Dataset rows »
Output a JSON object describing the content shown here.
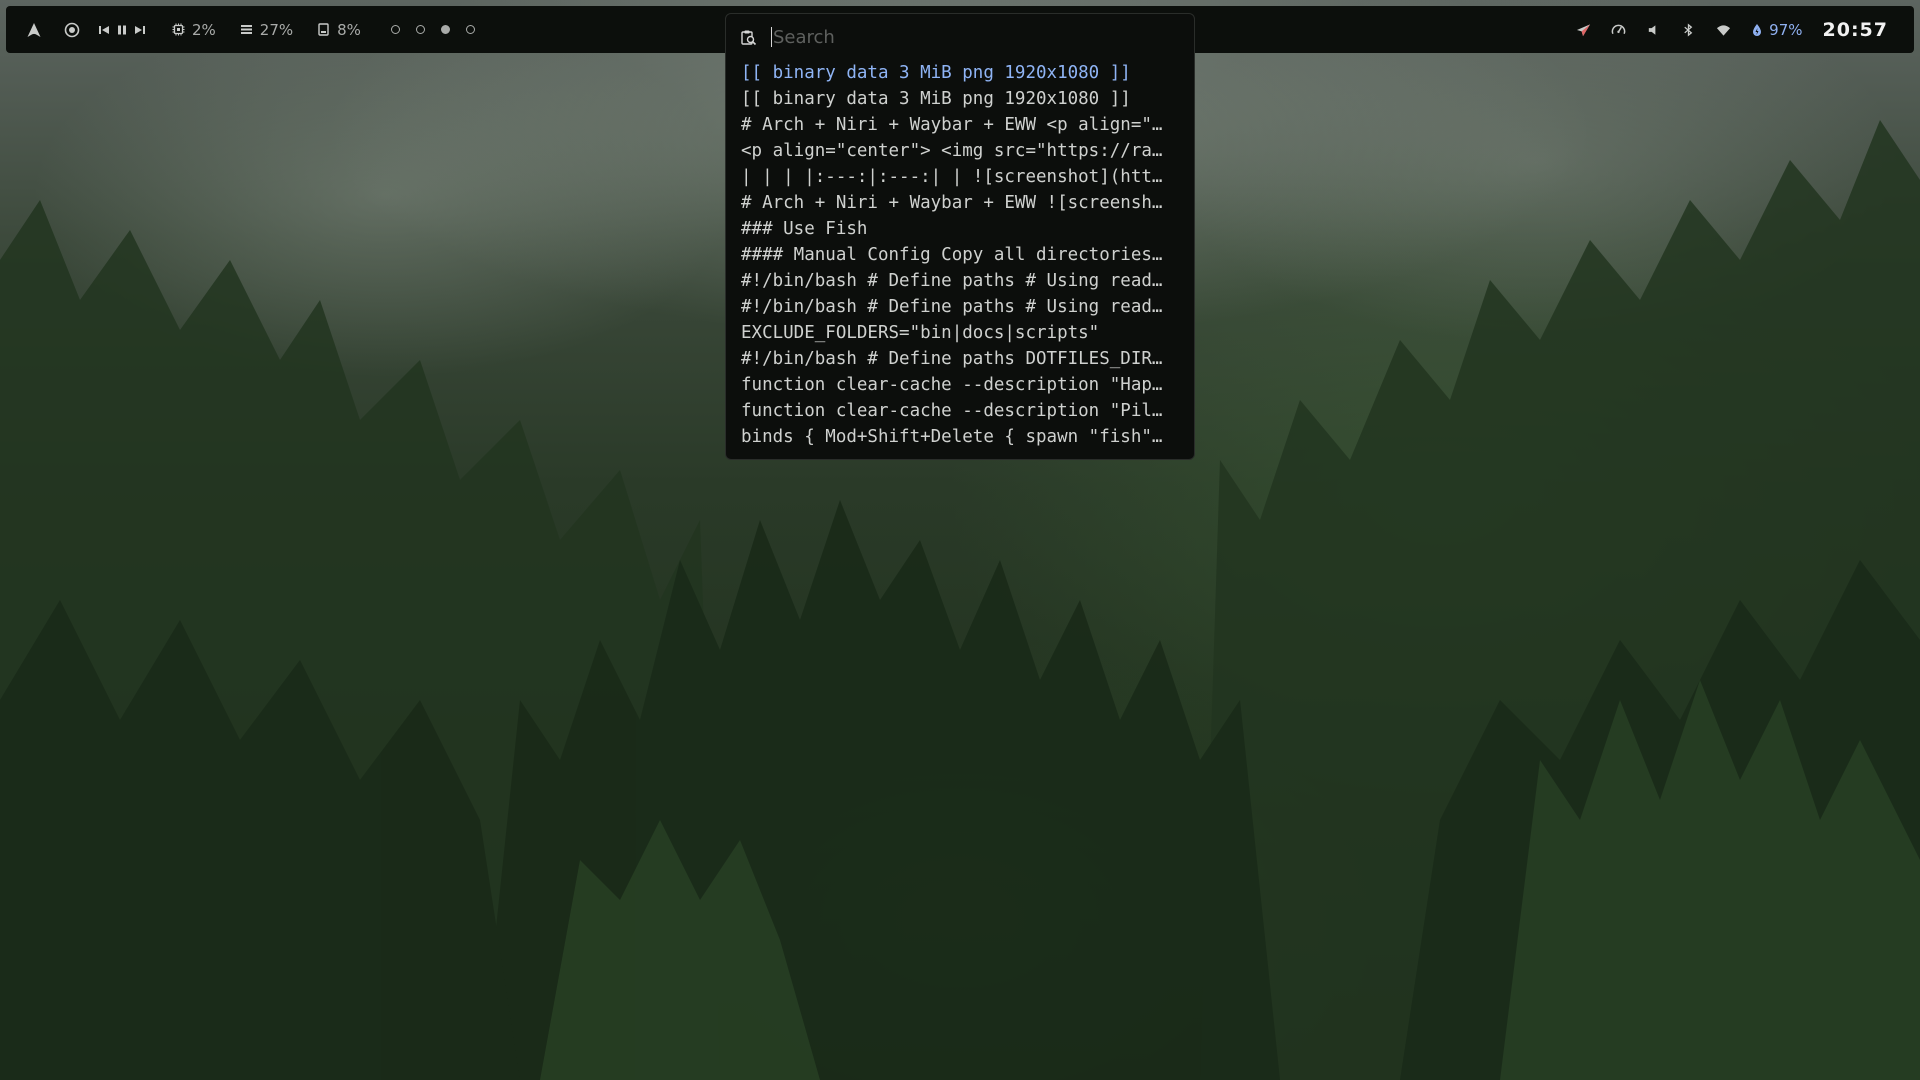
{
  "topbar": {
    "left": {
      "launcher_icon": "arch-logo-icon",
      "media_icon": "music-disc-icon",
      "media_controls": [
        "previous-icon",
        "pause-icon",
        "next-icon"
      ],
      "cpu": {
        "icon": "cpu-icon",
        "value": "2%"
      },
      "memory": {
        "icon": "memory-icon",
        "value": "27%"
      },
      "disk": {
        "icon": "disk-icon",
        "value": "8%"
      },
      "workspaces": [
        {
          "active": false
        },
        {
          "active": false
        },
        {
          "active": true
        },
        {
          "active": false
        }
      ]
    },
    "right": {
      "tray_icons": [
        "send-icon",
        "speedometer-icon",
        "volume-icon",
        "bluetooth-icon",
        "wifi-icon"
      ],
      "battery": {
        "icon": "battery-charging-icon",
        "value": "97%"
      },
      "clock": "20:57"
    },
    "colors": {
      "bar_bg": "#0c0f0c",
      "text": "#a9aba9",
      "accent": "#8fb0f0",
      "clock": "#f2f2f2"
    }
  },
  "launcher": {
    "icon": "clipboard-search-icon",
    "search": {
      "placeholder": "Search",
      "value": ""
    },
    "selected_index": 0,
    "items": [
      "[[ binary data 3 MiB png 1920x1080 ]]",
      "[[ binary data 3 MiB png 1920x1080 ]]",
      "# Arch + Niri + Waybar + EWW <p align=\"…",
      "<p align=\"center\"> <img src=\"https://ra…",
      "| | | |:---:|:---:| | ![screenshot](htt…",
      "# Arch + Niri + Waybar + EWW ![screensh…",
      "### Use Fish",
      "#### Manual Config Copy all directories…",
      "#!/bin/bash # Define paths # Using read…",
      "#!/bin/bash # Define paths # Using read…",
      "EXCLUDE_FOLDERS=\"bin|docs|scripts\"",
      "#!/bin/bash # Define paths DOTFILES_DIR…",
      "function clear-cache --description \"Hap…",
      "function clear-cache --description \"Pil…",
      "binds { Mod+Shift+Delete { spawn \"fish\"…"
    ],
    "colors": {
      "bg": "#0c0e0c",
      "text": "#cfd1cf",
      "selected": "#8fb4f5",
      "placeholder": "#5e605e"
    }
  }
}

The request » With the pictures omitted, reproduce the records in full and exactly.

The answer »
Output a JSON object describing the content shown here.
{
  "topbar": {
    "left": {
      "launcher_icon": "arch-logo-icon",
      "media_icon": "music-disc-icon",
      "media_controls": [
        "previous-icon",
        "pause-icon",
        "next-icon"
      ],
      "cpu": {
        "icon": "cpu-icon",
        "value": "2%"
      },
      "memory": {
        "icon": "memory-icon",
        "value": "27%"
      },
      "disk": {
        "icon": "disk-icon",
        "value": "8%"
      },
      "workspaces": [
        {
          "active": false
        },
        {
          "active": false
        },
        {
          "active": true
        },
        {
          "active": false
        }
      ]
    },
    "right": {
      "tray_icons": [
        "send-icon",
        "speedometer-icon",
        "volume-icon",
        "bluetooth-icon",
        "wifi-icon"
      ],
      "battery": {
        "icon": "battery-charging-icon",
        "value": "97%"
      },
      "clock": "20:57"
    },
    "colors": {
      "bar_bg": "#0c0f0c",
      "text": "#a9aba9",
      "accent": "#8fb0f0",
      "clock": "#f2f2f2"
    }
  },
  "launcher": {
    "icon": "clipboard-search-icon",
    "search": {
      "placeholder": "Search",
      "value": ""
    },
    "selected_index": 0,
    "items": [
      "[[ binary data 3 MiB png 1920x1080 ]]",
      "[[ binary data 3 MiB png 1920x1080 ]]",
      "# Arch + Niri + Waybar + EWW <p align=\"…",
      "<p align=\"center\"> <img src=\"https://ra…",
      "| | | |:---:|:---:| | ![screenshot](htt…",
      "# Arch + Niri + Waybar + EWW ![screensh…",
      "### Use Fish",
      "#### Manual Config Copy all directories…",
      "#!/bin/bash # Define paths # Using read…",
      "#!/bin/bash # Define paths # Using read…",
      "EXCLUDE_FOLDERS=\"bin|docs|scripts\"",
      "#!/bin/bash # Define paths DOTFILES_DIR…",
      "function clear-cache --description \"Hap…",
      "function clear-cache --description \"Pil…",
      "binds { Mod+Shift+Delete { spawn \"fish\"…"
    ],
    "colors": {
      "bg": "#0c0e0c",
      "text": "#cfd1cf",
      "selected": "#8fb4f5",
      "placeholder": "#5e605e"
    }
  }
}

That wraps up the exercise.